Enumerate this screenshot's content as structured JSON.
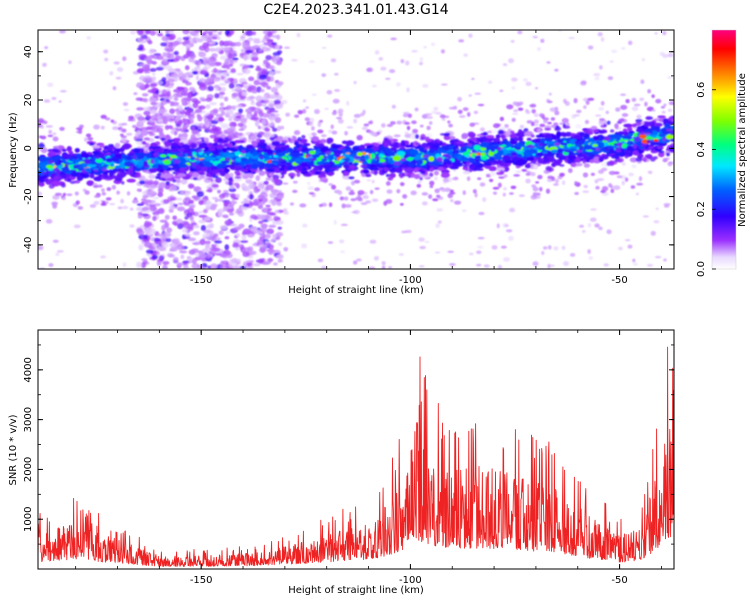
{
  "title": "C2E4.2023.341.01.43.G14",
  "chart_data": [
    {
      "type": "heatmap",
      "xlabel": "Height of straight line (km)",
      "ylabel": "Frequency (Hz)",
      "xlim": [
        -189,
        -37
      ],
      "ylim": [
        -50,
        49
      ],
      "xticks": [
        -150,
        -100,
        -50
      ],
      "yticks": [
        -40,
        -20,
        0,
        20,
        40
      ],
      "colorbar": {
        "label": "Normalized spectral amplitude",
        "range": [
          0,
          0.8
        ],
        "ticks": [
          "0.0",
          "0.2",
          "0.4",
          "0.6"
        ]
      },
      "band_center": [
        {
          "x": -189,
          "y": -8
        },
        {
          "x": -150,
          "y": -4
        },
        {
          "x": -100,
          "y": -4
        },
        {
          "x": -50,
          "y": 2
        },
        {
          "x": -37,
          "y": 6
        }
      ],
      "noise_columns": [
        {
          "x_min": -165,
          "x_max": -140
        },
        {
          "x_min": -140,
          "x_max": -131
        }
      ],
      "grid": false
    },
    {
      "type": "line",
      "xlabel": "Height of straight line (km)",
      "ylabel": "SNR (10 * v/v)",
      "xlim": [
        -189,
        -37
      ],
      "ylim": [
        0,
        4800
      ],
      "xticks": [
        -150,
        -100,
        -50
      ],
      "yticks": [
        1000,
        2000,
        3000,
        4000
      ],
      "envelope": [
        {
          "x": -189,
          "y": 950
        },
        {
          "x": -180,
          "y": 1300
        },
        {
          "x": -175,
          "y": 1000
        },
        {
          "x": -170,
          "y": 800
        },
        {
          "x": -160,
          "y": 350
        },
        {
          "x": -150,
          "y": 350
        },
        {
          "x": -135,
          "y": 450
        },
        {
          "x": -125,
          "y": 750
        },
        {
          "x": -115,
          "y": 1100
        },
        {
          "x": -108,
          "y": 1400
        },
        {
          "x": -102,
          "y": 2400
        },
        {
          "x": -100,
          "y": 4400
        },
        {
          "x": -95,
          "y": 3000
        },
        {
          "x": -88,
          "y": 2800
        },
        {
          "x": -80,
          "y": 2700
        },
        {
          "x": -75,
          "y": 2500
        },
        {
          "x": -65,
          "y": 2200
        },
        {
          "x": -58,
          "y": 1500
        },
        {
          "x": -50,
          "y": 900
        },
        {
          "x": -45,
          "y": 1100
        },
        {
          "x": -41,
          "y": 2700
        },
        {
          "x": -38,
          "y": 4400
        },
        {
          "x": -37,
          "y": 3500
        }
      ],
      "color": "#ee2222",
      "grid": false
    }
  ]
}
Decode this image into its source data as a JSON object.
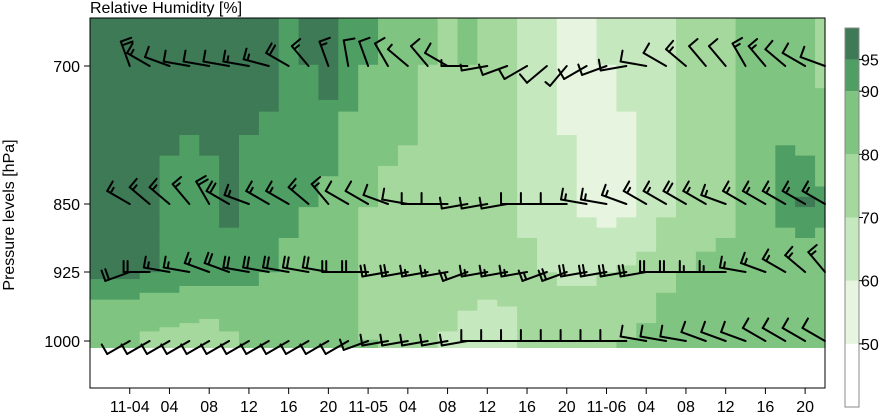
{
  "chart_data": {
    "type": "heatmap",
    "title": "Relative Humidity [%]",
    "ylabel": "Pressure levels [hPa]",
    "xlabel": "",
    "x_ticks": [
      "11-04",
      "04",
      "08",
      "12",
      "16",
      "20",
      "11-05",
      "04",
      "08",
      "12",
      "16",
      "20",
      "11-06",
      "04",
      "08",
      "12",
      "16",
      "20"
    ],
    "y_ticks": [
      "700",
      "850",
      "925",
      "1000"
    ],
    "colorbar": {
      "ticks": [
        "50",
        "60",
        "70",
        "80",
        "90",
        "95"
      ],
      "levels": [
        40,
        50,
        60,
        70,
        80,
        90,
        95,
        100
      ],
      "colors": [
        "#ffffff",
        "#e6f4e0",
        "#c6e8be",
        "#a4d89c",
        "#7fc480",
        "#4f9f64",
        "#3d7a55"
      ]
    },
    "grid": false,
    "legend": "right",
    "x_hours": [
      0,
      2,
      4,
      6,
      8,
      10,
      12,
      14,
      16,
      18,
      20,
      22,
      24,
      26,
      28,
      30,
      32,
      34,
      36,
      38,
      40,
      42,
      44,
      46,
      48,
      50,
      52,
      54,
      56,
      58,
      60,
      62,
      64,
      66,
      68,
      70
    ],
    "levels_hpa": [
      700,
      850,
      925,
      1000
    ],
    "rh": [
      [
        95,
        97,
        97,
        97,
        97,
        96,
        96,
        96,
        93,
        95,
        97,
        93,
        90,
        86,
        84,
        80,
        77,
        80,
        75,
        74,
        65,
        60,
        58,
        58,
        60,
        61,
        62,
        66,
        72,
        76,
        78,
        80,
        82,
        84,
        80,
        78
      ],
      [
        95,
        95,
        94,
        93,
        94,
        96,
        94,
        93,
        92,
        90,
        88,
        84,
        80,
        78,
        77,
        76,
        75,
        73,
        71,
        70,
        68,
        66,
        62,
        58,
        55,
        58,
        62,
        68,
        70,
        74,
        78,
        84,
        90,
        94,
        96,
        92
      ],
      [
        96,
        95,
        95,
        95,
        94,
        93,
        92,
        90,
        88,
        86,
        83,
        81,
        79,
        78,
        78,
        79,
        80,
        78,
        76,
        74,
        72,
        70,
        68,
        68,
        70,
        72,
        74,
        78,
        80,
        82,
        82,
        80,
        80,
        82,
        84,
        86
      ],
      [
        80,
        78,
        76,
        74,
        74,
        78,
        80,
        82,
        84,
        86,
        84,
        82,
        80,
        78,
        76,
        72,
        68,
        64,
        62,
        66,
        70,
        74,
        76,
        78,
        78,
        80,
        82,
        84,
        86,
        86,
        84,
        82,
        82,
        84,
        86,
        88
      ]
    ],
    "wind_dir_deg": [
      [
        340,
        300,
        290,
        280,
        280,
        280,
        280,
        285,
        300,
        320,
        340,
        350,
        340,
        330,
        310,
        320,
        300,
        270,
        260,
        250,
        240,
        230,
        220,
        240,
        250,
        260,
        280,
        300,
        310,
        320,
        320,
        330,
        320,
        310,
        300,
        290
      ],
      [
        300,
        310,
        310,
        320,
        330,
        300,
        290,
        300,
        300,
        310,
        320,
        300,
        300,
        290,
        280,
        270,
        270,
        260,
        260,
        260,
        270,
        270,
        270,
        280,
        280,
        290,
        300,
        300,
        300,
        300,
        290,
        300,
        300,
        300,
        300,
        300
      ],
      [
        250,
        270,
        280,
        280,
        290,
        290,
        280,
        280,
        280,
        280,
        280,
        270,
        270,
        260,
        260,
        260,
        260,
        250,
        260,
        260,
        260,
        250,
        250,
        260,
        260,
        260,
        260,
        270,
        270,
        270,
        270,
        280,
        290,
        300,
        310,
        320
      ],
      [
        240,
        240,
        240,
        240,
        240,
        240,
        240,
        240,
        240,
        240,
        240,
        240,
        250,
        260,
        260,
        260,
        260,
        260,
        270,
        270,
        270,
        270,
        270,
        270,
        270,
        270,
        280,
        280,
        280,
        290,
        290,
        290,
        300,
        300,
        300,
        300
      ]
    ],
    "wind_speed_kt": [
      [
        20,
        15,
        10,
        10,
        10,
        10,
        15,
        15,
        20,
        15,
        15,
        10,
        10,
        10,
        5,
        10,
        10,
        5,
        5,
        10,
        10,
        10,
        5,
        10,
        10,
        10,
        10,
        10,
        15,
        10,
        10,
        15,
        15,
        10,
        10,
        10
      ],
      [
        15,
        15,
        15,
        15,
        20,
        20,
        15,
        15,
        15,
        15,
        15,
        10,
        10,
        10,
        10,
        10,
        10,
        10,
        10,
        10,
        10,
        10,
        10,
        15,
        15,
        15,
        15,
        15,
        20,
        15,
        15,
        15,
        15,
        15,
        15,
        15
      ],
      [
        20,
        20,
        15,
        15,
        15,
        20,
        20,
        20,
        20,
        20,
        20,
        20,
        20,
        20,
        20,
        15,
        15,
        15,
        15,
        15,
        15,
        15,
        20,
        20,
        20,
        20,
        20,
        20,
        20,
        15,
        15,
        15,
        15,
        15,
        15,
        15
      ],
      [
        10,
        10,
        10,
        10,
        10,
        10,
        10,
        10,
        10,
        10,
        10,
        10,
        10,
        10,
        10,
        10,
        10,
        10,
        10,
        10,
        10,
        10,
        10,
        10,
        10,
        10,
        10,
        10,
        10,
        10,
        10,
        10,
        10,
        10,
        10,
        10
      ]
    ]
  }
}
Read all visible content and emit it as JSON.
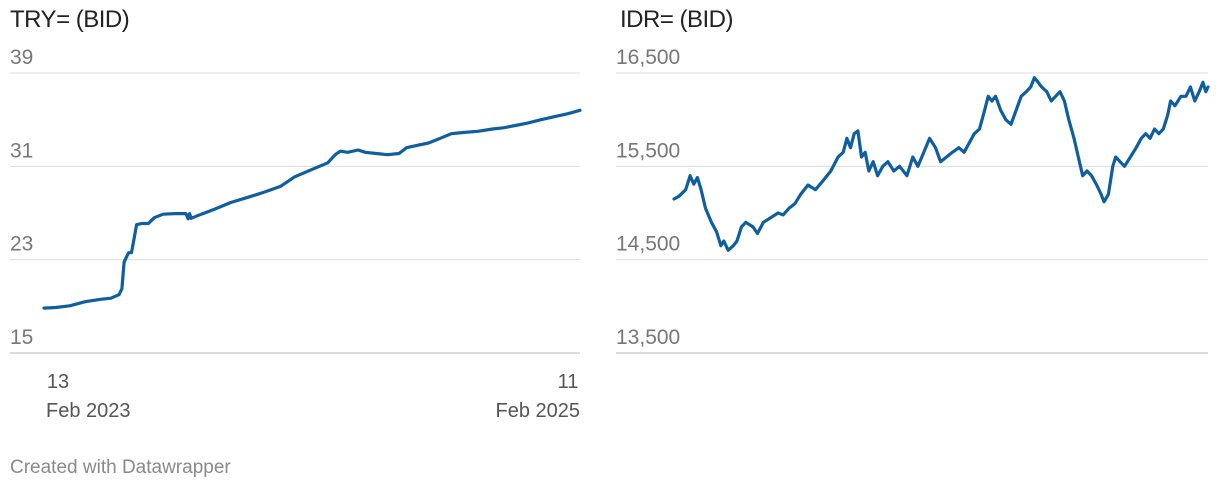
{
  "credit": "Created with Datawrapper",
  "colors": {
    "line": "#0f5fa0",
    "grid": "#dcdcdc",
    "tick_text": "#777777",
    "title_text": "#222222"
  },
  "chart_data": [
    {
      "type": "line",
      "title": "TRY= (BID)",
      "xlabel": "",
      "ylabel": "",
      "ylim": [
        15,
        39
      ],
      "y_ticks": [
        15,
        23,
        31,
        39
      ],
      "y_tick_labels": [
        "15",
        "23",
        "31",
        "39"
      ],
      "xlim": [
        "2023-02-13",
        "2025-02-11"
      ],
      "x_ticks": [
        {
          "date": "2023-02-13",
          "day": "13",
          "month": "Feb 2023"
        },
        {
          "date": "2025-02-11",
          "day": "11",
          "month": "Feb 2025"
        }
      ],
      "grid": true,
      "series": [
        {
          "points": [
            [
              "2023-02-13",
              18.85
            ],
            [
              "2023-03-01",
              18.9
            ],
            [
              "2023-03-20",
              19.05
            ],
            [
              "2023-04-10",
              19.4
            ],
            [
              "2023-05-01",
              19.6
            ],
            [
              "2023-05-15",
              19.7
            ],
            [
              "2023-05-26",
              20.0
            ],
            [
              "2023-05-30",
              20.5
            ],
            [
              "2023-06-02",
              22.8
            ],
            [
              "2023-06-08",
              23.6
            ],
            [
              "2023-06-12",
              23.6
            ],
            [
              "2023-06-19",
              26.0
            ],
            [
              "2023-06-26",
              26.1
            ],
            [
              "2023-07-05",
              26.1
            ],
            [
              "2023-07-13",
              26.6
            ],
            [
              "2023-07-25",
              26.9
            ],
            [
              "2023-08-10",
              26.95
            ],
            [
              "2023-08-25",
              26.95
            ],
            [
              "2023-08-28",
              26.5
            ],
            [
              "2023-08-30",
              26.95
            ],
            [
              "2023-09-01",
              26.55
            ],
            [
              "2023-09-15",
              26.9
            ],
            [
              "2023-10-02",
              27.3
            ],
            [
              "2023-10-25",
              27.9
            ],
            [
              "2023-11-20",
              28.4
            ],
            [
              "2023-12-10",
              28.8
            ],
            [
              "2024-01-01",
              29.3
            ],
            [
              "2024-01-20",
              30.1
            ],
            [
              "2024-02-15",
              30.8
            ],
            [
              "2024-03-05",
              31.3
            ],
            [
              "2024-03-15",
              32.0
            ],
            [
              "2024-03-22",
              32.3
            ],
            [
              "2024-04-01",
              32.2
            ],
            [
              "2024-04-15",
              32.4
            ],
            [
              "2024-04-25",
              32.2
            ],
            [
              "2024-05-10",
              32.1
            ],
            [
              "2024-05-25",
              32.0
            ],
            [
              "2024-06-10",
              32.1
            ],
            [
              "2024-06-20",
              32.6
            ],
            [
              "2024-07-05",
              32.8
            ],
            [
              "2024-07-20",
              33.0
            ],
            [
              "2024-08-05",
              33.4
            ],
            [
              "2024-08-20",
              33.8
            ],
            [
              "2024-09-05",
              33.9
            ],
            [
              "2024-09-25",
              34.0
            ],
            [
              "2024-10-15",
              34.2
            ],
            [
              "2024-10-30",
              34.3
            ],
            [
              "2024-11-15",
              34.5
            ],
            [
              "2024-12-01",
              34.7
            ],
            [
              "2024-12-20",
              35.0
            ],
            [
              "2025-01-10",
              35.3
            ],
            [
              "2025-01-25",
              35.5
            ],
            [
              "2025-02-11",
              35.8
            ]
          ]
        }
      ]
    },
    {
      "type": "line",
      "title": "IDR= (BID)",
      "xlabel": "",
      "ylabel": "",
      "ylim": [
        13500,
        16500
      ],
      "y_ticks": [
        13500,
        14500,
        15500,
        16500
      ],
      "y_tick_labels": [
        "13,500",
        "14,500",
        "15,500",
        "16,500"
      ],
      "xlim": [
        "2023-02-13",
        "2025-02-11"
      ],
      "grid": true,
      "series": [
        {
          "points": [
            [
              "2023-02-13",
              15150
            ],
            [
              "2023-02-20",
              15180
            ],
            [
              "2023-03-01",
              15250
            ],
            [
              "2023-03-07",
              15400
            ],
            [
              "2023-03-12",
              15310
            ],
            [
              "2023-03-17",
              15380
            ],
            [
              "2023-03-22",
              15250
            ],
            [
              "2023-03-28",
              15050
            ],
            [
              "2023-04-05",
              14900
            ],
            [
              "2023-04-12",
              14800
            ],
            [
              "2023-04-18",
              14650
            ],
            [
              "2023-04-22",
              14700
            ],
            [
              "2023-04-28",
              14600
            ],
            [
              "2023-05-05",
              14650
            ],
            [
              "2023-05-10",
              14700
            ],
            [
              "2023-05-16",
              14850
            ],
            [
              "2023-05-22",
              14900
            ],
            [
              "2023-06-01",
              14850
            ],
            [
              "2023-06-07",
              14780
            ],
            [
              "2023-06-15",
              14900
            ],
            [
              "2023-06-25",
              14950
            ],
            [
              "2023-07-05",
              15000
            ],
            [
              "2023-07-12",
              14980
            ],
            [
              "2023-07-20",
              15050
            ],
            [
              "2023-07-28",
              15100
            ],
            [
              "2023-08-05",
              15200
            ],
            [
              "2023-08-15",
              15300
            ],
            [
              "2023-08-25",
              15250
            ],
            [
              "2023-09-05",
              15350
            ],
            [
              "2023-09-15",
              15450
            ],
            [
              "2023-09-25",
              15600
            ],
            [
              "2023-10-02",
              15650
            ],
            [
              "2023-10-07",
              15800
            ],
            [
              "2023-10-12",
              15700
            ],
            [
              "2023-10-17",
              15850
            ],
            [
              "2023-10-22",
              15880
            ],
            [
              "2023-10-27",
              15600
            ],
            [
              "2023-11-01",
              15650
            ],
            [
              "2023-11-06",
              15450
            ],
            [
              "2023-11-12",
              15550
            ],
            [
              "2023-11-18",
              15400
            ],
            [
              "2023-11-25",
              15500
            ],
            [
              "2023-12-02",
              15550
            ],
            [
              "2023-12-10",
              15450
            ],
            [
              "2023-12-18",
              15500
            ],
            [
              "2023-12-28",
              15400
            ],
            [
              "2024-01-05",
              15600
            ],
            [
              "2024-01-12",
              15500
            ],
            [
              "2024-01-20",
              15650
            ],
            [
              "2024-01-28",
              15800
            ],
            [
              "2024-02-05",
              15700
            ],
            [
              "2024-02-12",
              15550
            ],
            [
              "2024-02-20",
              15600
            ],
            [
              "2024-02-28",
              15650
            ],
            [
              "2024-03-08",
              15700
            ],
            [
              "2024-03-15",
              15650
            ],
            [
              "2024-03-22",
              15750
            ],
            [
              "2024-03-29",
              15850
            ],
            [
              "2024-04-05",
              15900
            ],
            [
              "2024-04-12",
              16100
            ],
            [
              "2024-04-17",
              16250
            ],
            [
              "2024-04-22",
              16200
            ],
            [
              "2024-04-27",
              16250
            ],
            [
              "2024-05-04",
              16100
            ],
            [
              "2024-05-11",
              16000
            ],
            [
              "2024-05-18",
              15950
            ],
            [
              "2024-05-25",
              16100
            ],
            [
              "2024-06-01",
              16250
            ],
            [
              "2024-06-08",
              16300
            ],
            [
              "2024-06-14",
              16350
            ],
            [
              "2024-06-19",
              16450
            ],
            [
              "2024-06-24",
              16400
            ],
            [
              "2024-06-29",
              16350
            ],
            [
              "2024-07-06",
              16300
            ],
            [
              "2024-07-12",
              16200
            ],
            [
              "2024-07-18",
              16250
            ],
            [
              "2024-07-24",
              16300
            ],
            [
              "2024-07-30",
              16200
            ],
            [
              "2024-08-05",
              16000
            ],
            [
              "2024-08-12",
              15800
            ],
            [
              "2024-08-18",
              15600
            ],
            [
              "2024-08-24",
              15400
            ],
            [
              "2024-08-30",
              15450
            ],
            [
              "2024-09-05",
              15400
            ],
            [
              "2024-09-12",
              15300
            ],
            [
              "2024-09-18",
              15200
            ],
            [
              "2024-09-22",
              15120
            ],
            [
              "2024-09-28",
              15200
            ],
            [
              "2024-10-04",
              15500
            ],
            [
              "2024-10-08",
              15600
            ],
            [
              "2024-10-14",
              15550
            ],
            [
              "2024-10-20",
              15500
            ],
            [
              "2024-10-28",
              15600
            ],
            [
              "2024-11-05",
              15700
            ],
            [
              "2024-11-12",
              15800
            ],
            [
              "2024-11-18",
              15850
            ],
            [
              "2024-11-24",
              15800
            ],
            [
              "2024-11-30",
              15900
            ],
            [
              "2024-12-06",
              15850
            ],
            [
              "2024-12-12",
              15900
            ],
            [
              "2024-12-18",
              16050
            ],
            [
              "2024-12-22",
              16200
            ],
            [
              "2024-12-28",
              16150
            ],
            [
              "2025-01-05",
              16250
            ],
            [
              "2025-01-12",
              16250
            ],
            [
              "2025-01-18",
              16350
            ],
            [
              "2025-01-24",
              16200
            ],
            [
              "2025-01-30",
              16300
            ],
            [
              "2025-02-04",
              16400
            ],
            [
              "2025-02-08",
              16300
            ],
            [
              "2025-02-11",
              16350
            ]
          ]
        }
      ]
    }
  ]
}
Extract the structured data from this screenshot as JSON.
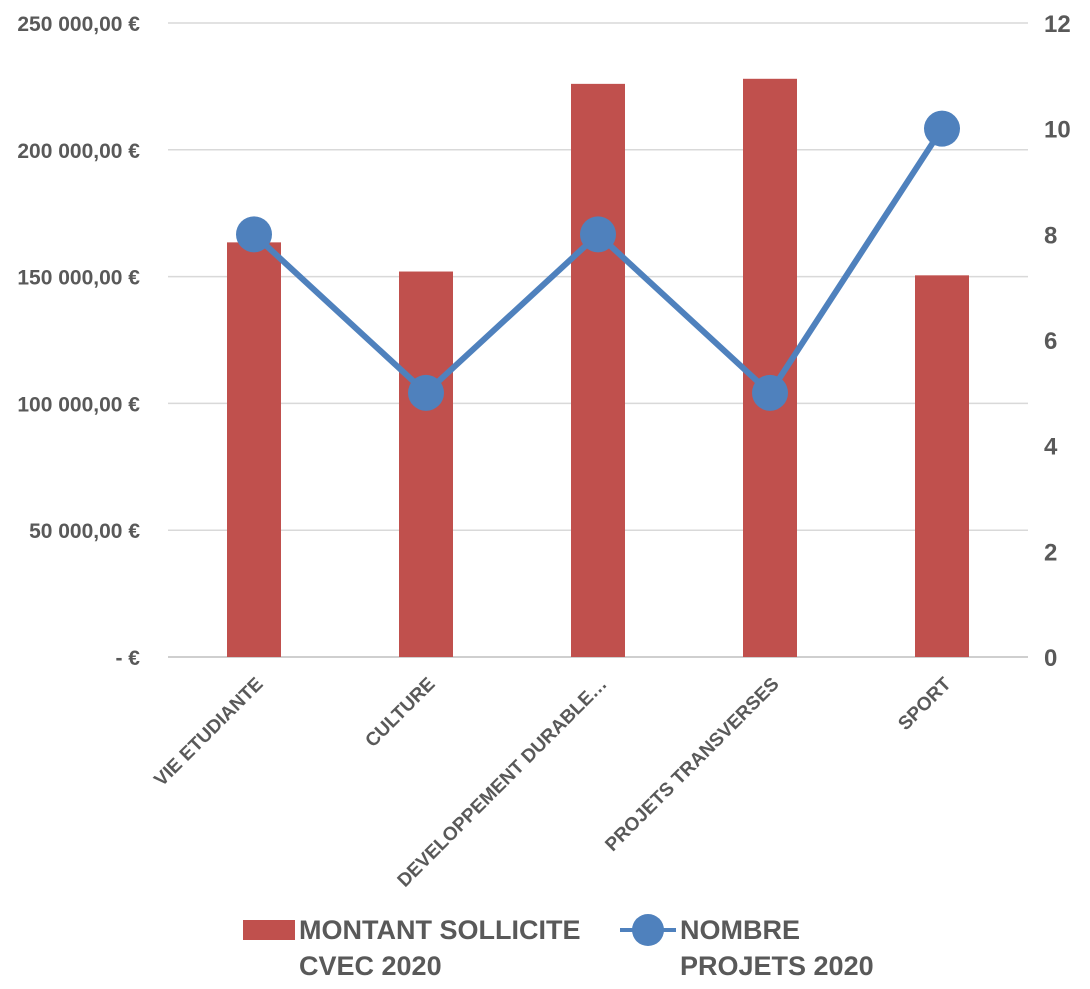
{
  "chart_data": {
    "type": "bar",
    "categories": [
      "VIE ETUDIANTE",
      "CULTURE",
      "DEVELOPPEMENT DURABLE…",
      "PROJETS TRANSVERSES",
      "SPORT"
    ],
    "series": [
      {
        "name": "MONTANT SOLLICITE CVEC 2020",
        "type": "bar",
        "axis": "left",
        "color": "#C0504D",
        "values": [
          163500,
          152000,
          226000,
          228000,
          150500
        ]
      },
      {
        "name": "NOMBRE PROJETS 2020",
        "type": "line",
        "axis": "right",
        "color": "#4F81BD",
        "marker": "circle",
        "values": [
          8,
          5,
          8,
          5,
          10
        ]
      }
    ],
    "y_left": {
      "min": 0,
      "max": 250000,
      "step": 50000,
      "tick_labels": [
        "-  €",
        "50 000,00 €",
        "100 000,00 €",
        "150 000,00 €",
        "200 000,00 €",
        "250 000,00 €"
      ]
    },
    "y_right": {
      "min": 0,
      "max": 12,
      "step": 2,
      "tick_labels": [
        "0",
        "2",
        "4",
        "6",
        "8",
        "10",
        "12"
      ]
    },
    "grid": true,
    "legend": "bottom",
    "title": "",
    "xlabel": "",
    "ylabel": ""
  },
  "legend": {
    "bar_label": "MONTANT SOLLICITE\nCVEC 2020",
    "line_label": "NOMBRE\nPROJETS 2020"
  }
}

◇ ◇ ◇ ◇

» TASK DETAILS:
With the pictures left out, write out exactly the lines from the line containing "Extract the structured" through the final line.

» EXPECTED OUTPUT:
Extract the structured data from this screenshot as JSON.
{
  "chart_data": {
    "type": "bar",
    "categories": [
      "VIE ETUDIANTE",
      "CULTURE",
      "DEVELOPPEMENT DURABLE…",
      "PROJETS TRANSVERSES",
      "SPORT"
    ],
    "series": [
      {
        "name": "MONTANT SOLLICITE CVEC 2020",
        "type": "bar",
        "axis": "left",
        "color": "#C0504D",
        "values": [
          163500,
          152000,
          226000,
          228000,
          150500
        ]
      },
      {
        "name": "NOMBRE PROJETS 2020",
        "type": "line",
        "axis": "right",
        "color": "#4F81BD",
        "marker": "circle",
        "values": [
          8,
          5,
          8,
          5,
          10
        ]
      }
    ],
    "y_left": {
      "min": 0,
      "max": 250000,
      "step": 50000,
      "tick_labels": [
        "-  €",
        "50 000,00 €",
        "100 000,00 €",
        "150 000,00 €",
        "200 000,00 €",
        "250 000,00 €"
      ]
    },
    "y_right": {
      "min": 0,
      "max": 12,
      "step": 2,
      "tick_labels": [
        "0",
        "2",
        "4",
        "6",
        "8",
        "10",
        "12"
      ]
    },
    "grid": true,
    "legend": "bottom",
    "title": "",
    "xlabel": "",
    "ylabel": ""
  },
  "legend": {
    "bar_label": "MONTANT SOLLICITE\nCVEC 2020",
    "line_label": "NOMBRE\nPROJETS 2020"
  }
}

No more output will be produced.